- [STATED EXERCISE]: Render every entry verbatim.

- [EXTRACTED INFORMATION]:
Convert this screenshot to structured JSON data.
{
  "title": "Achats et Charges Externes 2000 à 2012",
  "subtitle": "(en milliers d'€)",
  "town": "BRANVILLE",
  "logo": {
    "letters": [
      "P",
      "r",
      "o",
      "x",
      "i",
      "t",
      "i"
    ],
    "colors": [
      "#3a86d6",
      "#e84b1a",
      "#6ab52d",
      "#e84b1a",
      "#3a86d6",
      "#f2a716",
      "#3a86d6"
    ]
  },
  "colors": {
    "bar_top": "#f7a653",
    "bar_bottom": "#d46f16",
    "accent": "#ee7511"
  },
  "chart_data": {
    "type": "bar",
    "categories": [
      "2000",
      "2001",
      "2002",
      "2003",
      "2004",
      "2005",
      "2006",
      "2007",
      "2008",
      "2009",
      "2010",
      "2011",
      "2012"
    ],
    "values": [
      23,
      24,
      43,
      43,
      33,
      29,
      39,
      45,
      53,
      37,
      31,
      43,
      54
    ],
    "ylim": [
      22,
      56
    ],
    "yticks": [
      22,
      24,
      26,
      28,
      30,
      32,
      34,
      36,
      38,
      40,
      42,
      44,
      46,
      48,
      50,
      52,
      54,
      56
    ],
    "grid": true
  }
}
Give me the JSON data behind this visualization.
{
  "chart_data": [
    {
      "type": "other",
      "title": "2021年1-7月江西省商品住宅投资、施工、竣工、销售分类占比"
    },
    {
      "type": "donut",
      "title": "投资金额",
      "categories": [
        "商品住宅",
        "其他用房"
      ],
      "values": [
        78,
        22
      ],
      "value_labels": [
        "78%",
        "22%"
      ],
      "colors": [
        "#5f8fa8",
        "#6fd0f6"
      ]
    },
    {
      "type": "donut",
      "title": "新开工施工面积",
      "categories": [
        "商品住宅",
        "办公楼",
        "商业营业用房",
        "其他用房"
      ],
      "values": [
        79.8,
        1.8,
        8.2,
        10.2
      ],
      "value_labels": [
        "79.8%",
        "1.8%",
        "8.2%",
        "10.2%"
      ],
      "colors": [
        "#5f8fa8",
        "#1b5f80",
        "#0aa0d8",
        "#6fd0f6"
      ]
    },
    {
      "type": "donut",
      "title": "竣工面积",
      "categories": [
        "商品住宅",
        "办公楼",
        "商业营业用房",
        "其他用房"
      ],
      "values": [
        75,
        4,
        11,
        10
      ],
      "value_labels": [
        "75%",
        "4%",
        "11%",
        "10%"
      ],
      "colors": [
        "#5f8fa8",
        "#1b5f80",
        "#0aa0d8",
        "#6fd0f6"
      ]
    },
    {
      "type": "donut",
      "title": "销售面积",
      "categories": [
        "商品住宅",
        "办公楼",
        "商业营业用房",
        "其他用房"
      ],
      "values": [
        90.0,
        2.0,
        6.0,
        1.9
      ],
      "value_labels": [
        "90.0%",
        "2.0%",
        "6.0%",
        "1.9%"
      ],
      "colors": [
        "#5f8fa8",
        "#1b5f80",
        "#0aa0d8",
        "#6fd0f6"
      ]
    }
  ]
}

- [ANSWER]:
Convert this screenshot to structured JSON data.
{
  "title": "Achats et Charges Externes 2000 à 2012",
  "subtitle": "(en milliers d'€)",
  "town": "BRANVILLE",
  "logo": {
    "letters": [
      "P",
      "r",
      "o",
      "x",
      "i",
      "t",
      "i"
    ],
    "colors": [
      "#3a86d6",
      "#e84b1a",
      "#6ab52d",
      "#e84b1a",
      "#3a86d6",
      "#f2a716",
      "#3a86d6"
    ]
  },
  "colors": {
    "bar_top": "#f7a653",
    "bar_bottom": "#d46f16",
    "accent": "#ee7511"
  },
  "chart_data": {
    "type": "bar",
    "categories": [
      "2000",
      "2001",
      "2002",
      "2003",
      "2004",
      "2005",
      "2006",
      "2007",
      "2008",
      "2009",
      "2010",
      "2011",
      "2012"
    ],
    "values": [
      23,
      24,
      43,
      43,
      33,
      29,
      39,
      45,
      53,
      37,
      31,
      43,
      54
    ],
    "ylim": [
      22,
      56
    ],
    "yticks": [
      22,
      24,
      26,
      28,
      30,
      32,
      34,
      36,
      38,
      40,
      42,
      44,
      46,
      48,
      50,
      52,
      54,
      56
    ],
    "grid": true
  }
}
Give me the JSON data behind this visualization.
{
  "chart_data": [
    {
      "type": "other",
      "title": "2021年1-7月江西省商品住宅投资、施工、竣工、销售分类占比"
    },
    {
      "type": "donut",
      "title": "投资金额",
      "categories": [
        "商品住宅",
        "其他用房"
      ],
      "values": [
        78,
        22
      ],
      "value_labels": [
        "78%",
        "22%"
      ],
      "colors": [
        "#5f8fa8",
        "#6fd0f6"
      ]
    },
    {
      "type": "donut",
      "title": "新开工施工面积",
      "categories": [
        "商品住宅",
        "办公楼",
        "商业营业用房",
        "其他用房"
      ],
      "values": [
        79.8,
        1.8,
        8.2,
        10.2
      ],
      "value_labels": [
        "79.8%",
        "1.8%",
        "8.2%",
        "10.2%"
      ],
      "colors": [
        "#5f8fa8",
        "#1b5f80",
        "#0aa0d8",
        "#6fd0f6"
      ]
    },
    {
      "type": "donut",
      "title": "竣工面积",
      "categories": [
        "商品住宅",
        "办公楼",
        "商业营业用房",
        "其他用房"
      ],
      "values": [
        75,
        4,
        11,
        10
      ],
      "value_labels": [
        "75%",
        "4%",
        "11%",
        "10%"
      ],
      "colors": [
        "#5f8fa8",
        "#1b5f80",
        "#0aa0d8",
        "#6fd0f6"
      ]
    },
    {
      "type": "donut",
      "title": "销售面积",
      "categories": [
        "商品住宅",
        "办公楼",
        "商业营业用房",
        "其他用房"
      ],
      "values": [
        90.0,
        2.0,
        6.0,
        1.9
      ],
      "value_labels": [
        "90.0%",
        "2.0%",
        "6.0%",
        "1.9%"
      ],
      "colors": [
        "#5f8fa8",
        "#1b5f80",
        "#0aa0d8",
        "#6fd0f6"
      ]
    }
  ]
}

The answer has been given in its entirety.